### Short task:
Repeat the entire listing exactly.

======== Records shown ========

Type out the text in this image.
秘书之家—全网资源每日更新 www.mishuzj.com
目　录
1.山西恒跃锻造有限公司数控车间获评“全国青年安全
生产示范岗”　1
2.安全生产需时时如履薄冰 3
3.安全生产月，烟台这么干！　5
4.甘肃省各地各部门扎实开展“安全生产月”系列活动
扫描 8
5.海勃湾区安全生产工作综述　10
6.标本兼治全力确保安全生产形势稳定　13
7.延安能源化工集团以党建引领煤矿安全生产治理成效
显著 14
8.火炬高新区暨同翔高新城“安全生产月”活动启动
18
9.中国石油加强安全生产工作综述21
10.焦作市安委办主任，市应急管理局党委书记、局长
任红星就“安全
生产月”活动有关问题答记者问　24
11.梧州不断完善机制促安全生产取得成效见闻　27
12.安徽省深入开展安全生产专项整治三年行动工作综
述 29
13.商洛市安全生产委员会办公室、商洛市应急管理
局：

========

### Result:
Type out the text in this image.
秘书之家—全网资源每日更新 www.mishuzj.com
目　录
1.山西恒跃锻造有限公司数控车间获评“全国青年安全
生产示范岗”　1
2.安全生产需时时如履薄冰 3
3.安全生产月，烟台这么干！　5
4.甘肃省各地各部门扎实开展“安全生产月”系列活动
扫描 8
5.海勃湾区安全生产工作综述　10
6.标本兼治全力确保安全生产形势稳定　13
7.延安能源化工集团以党建引领煤矿安全生产治理成效
显著 14
8.火炬高新区暨同翔高新城“安全生产月”活动启动
18
9.中国石油加强安全生产工作综述21
10.焦作市安委办主任，市应急管理局党委书记、局长
任红星就“安全
生产月”活动有关问题答记者问　24
11.梧州不断完善机制促安全生产取得成效见闻　27
12.安徽省深入开展安全生产专项整治三年行动工作综
述 29
13.商洛市安全生产委员会办公室、商洛市应急管理
局：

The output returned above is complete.